>>>

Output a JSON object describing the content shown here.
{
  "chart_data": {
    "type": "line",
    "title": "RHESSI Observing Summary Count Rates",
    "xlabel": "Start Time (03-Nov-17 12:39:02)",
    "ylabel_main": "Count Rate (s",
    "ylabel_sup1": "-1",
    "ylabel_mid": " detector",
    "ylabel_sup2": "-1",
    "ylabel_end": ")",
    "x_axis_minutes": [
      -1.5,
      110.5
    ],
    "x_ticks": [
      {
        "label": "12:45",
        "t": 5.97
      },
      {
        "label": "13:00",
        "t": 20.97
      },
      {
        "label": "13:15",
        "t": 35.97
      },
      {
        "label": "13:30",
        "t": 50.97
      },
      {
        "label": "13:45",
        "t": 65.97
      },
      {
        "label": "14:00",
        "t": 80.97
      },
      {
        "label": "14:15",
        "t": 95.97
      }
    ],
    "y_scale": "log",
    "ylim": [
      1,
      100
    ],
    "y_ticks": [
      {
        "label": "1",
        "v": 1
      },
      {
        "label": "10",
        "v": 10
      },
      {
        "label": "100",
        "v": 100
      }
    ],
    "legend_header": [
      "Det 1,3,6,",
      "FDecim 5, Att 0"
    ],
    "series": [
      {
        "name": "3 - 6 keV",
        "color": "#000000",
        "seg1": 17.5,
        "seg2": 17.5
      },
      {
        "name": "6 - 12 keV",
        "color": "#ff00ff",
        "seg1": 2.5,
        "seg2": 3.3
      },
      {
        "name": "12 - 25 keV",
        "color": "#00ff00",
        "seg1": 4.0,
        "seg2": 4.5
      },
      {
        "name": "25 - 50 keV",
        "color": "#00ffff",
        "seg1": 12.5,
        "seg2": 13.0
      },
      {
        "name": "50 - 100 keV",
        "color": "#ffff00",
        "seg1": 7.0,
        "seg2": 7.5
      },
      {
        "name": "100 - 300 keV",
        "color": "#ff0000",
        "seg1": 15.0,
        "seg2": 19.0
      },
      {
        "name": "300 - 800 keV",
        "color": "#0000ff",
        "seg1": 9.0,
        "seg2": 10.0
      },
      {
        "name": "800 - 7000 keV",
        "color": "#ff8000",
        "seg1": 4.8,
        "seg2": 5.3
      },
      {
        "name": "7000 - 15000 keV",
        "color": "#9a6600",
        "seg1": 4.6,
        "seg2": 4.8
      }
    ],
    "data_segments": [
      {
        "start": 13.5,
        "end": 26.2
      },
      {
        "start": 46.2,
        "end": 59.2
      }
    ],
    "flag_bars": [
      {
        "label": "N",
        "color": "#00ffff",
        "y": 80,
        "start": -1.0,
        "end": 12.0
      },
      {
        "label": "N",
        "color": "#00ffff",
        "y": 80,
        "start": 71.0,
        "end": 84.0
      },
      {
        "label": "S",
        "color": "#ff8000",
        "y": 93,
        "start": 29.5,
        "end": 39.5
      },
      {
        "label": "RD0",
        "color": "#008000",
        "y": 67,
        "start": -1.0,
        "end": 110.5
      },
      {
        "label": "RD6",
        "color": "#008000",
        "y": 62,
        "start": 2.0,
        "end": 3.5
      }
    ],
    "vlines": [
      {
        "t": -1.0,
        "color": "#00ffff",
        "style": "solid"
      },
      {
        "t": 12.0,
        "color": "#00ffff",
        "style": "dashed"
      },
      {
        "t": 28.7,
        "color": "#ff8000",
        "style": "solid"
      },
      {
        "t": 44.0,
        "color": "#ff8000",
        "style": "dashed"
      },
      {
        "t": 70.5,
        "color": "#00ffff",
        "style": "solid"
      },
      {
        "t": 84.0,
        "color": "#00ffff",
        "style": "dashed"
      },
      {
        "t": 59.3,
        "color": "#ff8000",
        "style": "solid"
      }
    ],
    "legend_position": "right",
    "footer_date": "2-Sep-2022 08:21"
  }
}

<<<

* [What is needed]:
The entries above should be repeated exactly, every one of them.

* [The output]:
Output a JSON object describing the content shown here.
{
  "chart_data": {
    "type": "line",
    "title": "RHESSI Observing Summary Count Rates",
    "xlabel": "Start Time (03-Nov-17 12:39:02)",
    "ylabel_main": "Count Rate (s",
    "ylabel_sup1": "-1",
    "ylabel_mid": " detector",
    "ylabel_sup2": "-1",
    "ylabel_end": ")",
    "x_axis_minutes": [
      -1.5,
      110.5
    ],
    "x_ticks": [
      {
        "label": "12:45",
        "t": 5.97
      },
      {
        "label": "13:00",
        "t": 20.97
      },
      {
        "label": "13:15",
        "t": 35.97
      },
      {
        "label": "13:30",
        "t": 50.97
      },
      {
        "label": "13:45",
        "t": 65.97
      },
      {
        "label": "14:00",
        "t": 80.97
      },
      {
        "label": "14:15",
        "t": 95.97
      }
    ],
    "y_scale": "log",
    "ylim": [
      1,
      100
    ],
    "y_ticks": [
      {
        "label": "1",
        "v": 1
      },
      {
        "label": "10",
        "v": 10
      },
      {
        "label": "100",
        "v": 100
      }
    ],
    "legend_header": [
      "Det 1,3,6,",
      "FDecim 5, Att 0"
    ],
    "series": [
      {
        "name": "3 - 6 keV",
        "color": "#000000",
        "seg1": 17.5,
        "seg2": 17.5
      },
      {
        "name": "6 - 12 keV",
        "color": "#ff00ff",
        "seg1": 2.5,
        "seg2": 3.3
      },
      {
        "name": "12 - 25 keV",
        "color": "#00ff00",
        "seg1": 4.0,
        "seg2": 4.5
      },
      {
        "name": "25 - 50 keV",
        "color": "#00ffff",
        "seg1": 12.5,
        "seg2": 13.0
      },
      {
        "name": "50 - 100 keV",
        "color": "#ffff00",
        "seg1": 7.0,
        "seg2": 7.5
      },
      {
        "name": "100 - 300 keV",
        "color": "#ff0000",
        "seg1": 15.0,
        "seg2": 19.0
      },
      {
        "name": "300 - 800 keV",
        "color": "#0000ff",
        "seg1": 9.0,
        "seg2": 10.0
      },
      {
        "name": "800 - 7000 keV",
        "color": "#ff8000",
        "seg1": 4.8,
        "seg2": 5.3
      },
      {
        "name": "7000 - 15000 keV",
        "color": "#9a6600",
        "seg1": 4.6,
        "seg2": 4.8
      }
    ],
    "data_segments": [
      {
        "start": 13.5,
        "end": 26.2
      },
      {
        "start": 46.2,
        "end": 59.2
      }
    ],
    "flag_bars": [
      {
        "label": "N",
        "color": "#00ffff",
        "y": 80,
        "start": -1.0,
        "end": 12.0
      },
      {
        "label": "N",
        "color": "#00ffff",
        "y": 80,
        "start": 71.0,
        "end": 84.0
      },
      {
        "label": "S",
        "color": "#ff8000",
        "y": 93,
        "start": 29.5,
        "end": 39.5
      },
      {
        "label": "RD0",
        "color": "#008000",
        "y": 67,
        "start": -1.0,
        "end": 110.5
      },
      {
        "label": "RD6",
        "color": "#008000",
        "y": 62,
        "start": 2.0,
        "end": 3.5
      }
    ],
    "vlines": [
      {
        "t": -1.0,
        "color": "#00ffff",
        "style": "solid"
      },
      {
        "t": 12.0,
        "color": "#00ffff",
        "style": "dashed"
      },
      {
        "t": 28.7,
        "color": "#ff8000",
        "style": "solid"
      },
      {
        "t": 44.0,
        "color": "#ff8000",
        "style": "dashed"
      },
      {
        "t": 70.5,
        "color": "#00ffff",
        "style": "solid"
      },
      {
        "t": 84.0,
        "color": "#00ffff",
        "style": "dashed"
      },
      {
        "t": 59.3,
        "color": "#ff8000",
        "style": "solid"
      }
    ],
    "legend_position": "right",
    "footer_date": "2-Sep-2022 08:21"
  }
}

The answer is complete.